> [STATED PROBLEM]
Extract the lines that hold the string "callers".

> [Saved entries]
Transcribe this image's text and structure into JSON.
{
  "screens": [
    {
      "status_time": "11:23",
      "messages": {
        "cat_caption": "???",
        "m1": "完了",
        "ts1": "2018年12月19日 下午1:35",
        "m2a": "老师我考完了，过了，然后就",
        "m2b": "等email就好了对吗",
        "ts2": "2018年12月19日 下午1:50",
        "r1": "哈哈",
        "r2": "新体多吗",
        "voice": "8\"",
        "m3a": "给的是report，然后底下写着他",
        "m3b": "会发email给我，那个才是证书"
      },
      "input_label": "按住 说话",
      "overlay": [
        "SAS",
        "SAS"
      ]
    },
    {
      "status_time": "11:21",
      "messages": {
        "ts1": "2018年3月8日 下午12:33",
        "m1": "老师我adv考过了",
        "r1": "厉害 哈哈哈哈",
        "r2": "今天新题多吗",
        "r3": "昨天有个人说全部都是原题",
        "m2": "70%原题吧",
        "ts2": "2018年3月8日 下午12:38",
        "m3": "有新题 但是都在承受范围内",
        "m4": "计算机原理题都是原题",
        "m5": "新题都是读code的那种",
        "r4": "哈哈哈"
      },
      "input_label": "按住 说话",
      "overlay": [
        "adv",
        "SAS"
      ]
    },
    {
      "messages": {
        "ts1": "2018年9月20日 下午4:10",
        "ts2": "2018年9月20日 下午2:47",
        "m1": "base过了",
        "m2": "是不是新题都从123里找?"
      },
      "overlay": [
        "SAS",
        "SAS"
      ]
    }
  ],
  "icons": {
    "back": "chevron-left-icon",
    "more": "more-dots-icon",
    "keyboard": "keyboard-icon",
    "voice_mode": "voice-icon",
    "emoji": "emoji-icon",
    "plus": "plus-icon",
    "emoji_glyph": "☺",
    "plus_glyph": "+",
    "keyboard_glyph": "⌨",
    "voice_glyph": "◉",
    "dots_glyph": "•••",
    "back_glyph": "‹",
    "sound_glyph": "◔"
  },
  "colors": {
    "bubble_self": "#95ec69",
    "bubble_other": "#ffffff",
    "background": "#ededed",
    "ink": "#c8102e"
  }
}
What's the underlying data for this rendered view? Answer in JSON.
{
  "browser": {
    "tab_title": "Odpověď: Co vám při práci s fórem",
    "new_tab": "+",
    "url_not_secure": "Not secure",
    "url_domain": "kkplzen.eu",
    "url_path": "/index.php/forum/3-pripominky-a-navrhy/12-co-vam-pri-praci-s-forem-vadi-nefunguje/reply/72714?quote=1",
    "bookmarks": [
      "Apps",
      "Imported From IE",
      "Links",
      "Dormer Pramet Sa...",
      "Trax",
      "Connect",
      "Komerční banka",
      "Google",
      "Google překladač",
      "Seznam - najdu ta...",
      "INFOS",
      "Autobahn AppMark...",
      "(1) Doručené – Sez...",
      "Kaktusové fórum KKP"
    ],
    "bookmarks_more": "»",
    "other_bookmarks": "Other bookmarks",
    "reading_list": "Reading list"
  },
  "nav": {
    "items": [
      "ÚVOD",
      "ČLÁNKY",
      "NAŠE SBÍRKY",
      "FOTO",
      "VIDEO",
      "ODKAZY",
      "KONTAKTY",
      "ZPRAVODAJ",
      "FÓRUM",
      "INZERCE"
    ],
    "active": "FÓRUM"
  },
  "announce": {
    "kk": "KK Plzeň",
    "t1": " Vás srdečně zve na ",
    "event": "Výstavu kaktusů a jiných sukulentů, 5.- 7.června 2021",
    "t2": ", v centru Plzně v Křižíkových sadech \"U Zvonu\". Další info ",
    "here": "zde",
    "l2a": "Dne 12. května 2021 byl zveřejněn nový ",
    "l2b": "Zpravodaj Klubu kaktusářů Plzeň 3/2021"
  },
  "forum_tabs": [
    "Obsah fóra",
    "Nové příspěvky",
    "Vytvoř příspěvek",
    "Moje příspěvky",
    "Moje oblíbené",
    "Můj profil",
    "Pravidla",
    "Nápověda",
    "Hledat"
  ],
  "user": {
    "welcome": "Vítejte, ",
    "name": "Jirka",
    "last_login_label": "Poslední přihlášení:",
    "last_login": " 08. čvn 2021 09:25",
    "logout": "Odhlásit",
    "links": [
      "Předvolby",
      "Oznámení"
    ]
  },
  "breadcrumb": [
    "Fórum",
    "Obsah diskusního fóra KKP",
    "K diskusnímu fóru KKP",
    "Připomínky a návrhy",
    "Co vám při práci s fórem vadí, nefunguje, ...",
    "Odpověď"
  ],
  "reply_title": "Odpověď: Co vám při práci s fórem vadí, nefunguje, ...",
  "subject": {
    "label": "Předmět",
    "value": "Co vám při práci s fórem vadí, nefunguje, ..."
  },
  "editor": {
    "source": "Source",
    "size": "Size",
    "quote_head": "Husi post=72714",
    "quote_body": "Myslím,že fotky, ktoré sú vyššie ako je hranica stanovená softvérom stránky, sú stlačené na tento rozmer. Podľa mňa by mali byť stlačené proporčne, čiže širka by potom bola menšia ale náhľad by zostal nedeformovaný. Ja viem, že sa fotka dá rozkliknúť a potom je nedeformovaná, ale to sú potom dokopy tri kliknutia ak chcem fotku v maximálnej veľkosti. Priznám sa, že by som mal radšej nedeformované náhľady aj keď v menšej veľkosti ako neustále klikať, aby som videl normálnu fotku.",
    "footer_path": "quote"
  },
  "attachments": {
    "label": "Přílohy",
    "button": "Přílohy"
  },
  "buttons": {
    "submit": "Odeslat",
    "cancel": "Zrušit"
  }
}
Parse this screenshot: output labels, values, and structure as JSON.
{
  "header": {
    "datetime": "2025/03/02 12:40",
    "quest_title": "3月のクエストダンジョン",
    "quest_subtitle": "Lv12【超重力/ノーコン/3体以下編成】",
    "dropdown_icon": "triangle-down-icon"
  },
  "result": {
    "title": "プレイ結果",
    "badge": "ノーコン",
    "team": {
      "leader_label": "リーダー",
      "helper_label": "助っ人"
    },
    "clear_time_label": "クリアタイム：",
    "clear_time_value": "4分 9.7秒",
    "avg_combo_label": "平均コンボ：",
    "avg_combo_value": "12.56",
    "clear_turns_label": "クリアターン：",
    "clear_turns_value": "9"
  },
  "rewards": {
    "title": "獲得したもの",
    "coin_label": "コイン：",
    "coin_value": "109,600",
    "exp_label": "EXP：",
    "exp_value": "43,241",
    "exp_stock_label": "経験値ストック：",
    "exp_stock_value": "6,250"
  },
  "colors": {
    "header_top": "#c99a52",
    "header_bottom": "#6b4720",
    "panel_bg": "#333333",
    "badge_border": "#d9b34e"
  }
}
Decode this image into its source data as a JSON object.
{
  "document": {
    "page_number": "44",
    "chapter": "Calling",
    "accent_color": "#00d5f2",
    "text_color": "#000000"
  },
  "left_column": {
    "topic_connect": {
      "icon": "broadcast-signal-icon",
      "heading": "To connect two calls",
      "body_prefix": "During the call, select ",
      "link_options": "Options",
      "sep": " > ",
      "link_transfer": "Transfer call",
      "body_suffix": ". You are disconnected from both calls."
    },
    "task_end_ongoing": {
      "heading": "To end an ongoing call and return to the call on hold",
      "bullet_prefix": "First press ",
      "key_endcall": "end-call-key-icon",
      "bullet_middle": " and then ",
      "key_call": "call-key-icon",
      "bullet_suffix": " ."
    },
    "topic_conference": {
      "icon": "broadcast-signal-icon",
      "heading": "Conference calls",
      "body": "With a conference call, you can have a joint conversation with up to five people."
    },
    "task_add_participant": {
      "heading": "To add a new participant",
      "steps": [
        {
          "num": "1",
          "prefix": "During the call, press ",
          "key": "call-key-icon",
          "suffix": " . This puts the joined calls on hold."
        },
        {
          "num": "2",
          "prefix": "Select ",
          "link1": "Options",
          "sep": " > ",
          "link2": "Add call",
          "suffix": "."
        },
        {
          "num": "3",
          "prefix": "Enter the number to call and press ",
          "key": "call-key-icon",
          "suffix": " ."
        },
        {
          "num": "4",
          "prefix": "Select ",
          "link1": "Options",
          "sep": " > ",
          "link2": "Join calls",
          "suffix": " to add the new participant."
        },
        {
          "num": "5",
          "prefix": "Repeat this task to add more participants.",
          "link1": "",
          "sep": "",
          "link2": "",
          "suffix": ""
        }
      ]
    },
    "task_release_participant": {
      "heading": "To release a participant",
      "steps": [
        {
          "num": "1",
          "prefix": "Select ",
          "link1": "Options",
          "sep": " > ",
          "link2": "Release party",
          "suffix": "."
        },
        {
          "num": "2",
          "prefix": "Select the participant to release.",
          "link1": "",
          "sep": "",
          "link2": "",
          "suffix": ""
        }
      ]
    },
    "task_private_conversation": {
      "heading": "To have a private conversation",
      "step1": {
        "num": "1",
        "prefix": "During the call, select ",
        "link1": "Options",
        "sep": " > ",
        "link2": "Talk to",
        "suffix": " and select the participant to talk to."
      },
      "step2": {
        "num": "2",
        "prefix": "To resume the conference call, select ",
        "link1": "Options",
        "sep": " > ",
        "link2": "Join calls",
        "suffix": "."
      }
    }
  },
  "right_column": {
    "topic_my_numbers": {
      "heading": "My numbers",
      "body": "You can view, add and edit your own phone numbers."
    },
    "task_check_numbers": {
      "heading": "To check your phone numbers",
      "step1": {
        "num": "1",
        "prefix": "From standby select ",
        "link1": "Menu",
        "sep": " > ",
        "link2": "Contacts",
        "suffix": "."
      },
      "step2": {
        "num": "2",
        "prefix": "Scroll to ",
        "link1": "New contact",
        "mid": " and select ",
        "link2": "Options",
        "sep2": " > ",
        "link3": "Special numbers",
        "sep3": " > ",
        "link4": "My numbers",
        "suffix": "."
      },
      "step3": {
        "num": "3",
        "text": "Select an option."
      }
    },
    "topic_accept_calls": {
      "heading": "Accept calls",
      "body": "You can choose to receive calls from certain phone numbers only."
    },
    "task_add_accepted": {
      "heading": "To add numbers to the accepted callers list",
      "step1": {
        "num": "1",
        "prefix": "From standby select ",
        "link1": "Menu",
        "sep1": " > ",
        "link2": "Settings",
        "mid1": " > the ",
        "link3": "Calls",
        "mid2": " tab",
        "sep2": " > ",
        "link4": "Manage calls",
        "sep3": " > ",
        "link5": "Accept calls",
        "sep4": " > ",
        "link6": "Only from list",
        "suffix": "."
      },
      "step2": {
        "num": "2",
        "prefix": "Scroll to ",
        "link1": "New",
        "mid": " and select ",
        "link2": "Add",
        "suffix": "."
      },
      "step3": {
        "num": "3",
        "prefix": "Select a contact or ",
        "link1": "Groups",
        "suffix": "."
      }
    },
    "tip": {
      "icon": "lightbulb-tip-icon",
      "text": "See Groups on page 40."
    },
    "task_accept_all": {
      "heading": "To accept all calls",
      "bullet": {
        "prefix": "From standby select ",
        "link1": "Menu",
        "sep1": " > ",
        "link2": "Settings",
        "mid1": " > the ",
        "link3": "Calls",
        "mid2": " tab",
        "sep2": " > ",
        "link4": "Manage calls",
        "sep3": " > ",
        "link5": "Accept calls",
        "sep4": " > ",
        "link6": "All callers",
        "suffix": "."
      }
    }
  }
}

> [COMPLETED EXERCISE]
      "heading": "To add numbers to the accepted callers list",
        "link6": "All callers",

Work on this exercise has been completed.